-------- Excerpted text --------
Find the curve of intersection for the following surfaces: $z= x + \frac{y}{2} + \frac{1}{2}$ and $z^2= -x^2 + y$
I keep trying and trying to set them equal to each other and just end up with a mess. I wonder if it's possible to set them up with sin and cos, but I honestly have no idea. This is the first step to a problem I have, and then I have to calculate the length, which I can do, but I just can't find the parametric equations.
Best Answer
I am following your own intuition on how to solve. First, we have that
$$z^2=-x^2+y \qquad \qquad z=x+\frac{1}{2}y+\frac{1}{2}$$
Note that both equations have $x,y,$ and $z$, but only $y$ has the same power. So it makes sense then to solve both of them for $y$.
-------- The input --------
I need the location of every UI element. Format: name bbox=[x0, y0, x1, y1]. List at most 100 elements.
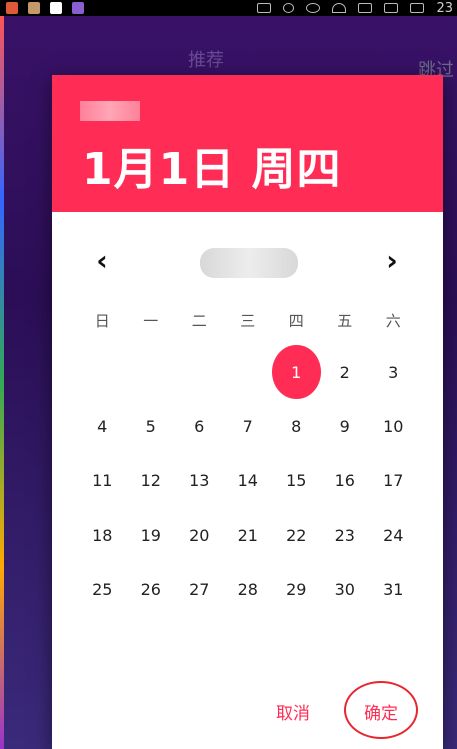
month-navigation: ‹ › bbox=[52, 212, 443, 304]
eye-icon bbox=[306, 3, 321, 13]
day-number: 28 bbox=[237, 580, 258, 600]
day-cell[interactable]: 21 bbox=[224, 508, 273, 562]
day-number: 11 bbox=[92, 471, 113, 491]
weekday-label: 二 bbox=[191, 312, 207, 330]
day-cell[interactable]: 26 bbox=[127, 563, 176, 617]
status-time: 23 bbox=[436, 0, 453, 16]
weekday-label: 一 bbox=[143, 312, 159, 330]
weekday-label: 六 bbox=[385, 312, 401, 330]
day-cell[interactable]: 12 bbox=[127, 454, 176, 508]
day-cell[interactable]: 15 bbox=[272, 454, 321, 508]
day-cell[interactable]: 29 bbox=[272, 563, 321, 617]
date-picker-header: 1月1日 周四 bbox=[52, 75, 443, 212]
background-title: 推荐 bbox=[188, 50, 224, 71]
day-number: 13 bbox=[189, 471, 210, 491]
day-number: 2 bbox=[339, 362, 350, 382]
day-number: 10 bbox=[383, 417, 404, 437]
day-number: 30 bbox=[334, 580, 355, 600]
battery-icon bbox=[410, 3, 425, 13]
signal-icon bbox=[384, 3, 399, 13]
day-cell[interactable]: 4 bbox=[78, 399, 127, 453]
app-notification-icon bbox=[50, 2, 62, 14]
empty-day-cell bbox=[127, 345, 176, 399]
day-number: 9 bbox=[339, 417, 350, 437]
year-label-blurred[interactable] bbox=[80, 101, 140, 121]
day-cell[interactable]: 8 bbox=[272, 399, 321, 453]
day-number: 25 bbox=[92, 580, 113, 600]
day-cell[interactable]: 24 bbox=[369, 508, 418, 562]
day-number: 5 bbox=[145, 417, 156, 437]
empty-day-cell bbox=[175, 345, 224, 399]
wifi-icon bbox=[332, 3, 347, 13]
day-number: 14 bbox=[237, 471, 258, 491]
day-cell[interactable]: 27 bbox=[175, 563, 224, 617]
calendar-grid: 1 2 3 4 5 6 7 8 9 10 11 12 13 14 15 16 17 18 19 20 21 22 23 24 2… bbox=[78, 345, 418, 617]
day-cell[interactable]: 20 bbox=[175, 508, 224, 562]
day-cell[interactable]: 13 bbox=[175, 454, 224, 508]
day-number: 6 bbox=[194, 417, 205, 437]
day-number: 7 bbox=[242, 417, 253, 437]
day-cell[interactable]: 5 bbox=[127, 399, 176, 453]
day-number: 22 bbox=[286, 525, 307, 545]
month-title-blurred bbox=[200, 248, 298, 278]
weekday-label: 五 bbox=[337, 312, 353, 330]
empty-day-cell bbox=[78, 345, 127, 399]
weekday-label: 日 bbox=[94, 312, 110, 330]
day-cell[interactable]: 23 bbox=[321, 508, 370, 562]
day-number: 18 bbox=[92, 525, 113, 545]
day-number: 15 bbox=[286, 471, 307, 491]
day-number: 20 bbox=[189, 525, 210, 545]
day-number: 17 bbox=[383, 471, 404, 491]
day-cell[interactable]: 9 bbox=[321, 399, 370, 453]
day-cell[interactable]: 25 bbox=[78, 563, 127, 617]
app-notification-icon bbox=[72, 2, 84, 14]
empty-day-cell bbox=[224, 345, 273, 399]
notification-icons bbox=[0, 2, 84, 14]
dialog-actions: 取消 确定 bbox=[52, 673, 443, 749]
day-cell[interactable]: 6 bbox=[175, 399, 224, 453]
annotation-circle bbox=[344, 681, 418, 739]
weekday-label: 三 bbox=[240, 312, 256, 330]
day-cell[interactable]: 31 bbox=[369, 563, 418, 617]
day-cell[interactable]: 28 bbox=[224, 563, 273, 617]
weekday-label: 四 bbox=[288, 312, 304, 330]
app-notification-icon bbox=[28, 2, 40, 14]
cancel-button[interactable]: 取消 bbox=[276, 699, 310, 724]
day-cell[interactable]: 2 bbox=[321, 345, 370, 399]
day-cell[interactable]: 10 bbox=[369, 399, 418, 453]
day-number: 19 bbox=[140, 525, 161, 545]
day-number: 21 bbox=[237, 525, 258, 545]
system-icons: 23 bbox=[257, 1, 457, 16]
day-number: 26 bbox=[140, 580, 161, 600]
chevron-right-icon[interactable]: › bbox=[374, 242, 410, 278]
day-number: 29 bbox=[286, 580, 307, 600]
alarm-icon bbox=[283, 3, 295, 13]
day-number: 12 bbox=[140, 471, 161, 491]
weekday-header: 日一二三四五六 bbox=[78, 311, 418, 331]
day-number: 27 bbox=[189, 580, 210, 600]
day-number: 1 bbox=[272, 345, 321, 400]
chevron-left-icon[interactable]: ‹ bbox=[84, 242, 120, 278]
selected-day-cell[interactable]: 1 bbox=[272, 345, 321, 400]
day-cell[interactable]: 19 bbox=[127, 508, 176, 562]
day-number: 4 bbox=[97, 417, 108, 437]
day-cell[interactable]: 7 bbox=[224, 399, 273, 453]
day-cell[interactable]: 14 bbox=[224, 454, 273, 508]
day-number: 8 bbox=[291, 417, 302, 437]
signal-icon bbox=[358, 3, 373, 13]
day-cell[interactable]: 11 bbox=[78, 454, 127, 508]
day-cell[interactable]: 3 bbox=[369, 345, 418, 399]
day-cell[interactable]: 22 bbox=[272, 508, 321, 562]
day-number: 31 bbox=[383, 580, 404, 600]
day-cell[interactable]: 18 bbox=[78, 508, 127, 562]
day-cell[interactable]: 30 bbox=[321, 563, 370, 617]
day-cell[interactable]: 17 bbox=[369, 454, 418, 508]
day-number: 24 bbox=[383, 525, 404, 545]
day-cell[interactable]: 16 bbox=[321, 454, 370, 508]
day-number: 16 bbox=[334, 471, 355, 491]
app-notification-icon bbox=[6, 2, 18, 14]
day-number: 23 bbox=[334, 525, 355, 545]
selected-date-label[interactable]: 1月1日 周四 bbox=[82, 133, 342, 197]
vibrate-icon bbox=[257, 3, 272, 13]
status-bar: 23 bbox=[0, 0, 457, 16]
--------
### Short problem 1
Turn the entries into a JSON list of strings, one per line with blank lines omitted, starting at the line that contains "month-navigation: ‹ ›" and ending at the line that contains "weekday-label: 一 bbox=[143, 312, 159, 330]".
### Short problem 2
Go on with the thread about the curve of intersection of the two surfaces, picking up after its last sentence.
The thread and the entries are independent of each other.

### Task answer 1
[
  "month-navigation: ‹ › bbox=[52, 212, 443, 304]",
  "eye-icon bbox=[306, 3, 321, 13]",
  "day-number: 28 bbox=[237, 580, 258, 600]",
  "day-cell[interactable]: 21 bbox=[224, 508, 273, 562]",
  "day-number: 11 bbox=[92, 471, 113, 491]",
  "weekday-label: 二 bbox=[191, 312, 207, 330]",
  "day-cell[interactable]: 26 bbox=[127, 563, 176, 617]",
  "status-time: 23 bbox=[436, 0, 453, 16]",
  "weekday-label: 一 bbox=[143, 312, 159, 330]"
]

### Task answer 2
$$y=x^2 +z^2 \qquad \qquad y=2z-2x-1$$
Thus
$$x^2+z^2=2z-2x-1 \quad \Rightarrow \quad (x+1)^2+(z-1)^2=1$$
This is probably where you got lost if I imagine. You need to complete squares to try and get the formula in terms of a conic perhaps. Note that the equation remaining is that of a circle centered at $(-1,1)$ with radius $1$. The fact that it is a circle means we can parametrize using trig functions. So let $x+1=\cos{t}$ and $z-1=\sin{t}$, so $x=\cos{t}-1$ and $z=\sin{t}+1$. If the radius was larger, say $r$, we'd need to change to $r\cos{t}$ and $r\sin{t}$.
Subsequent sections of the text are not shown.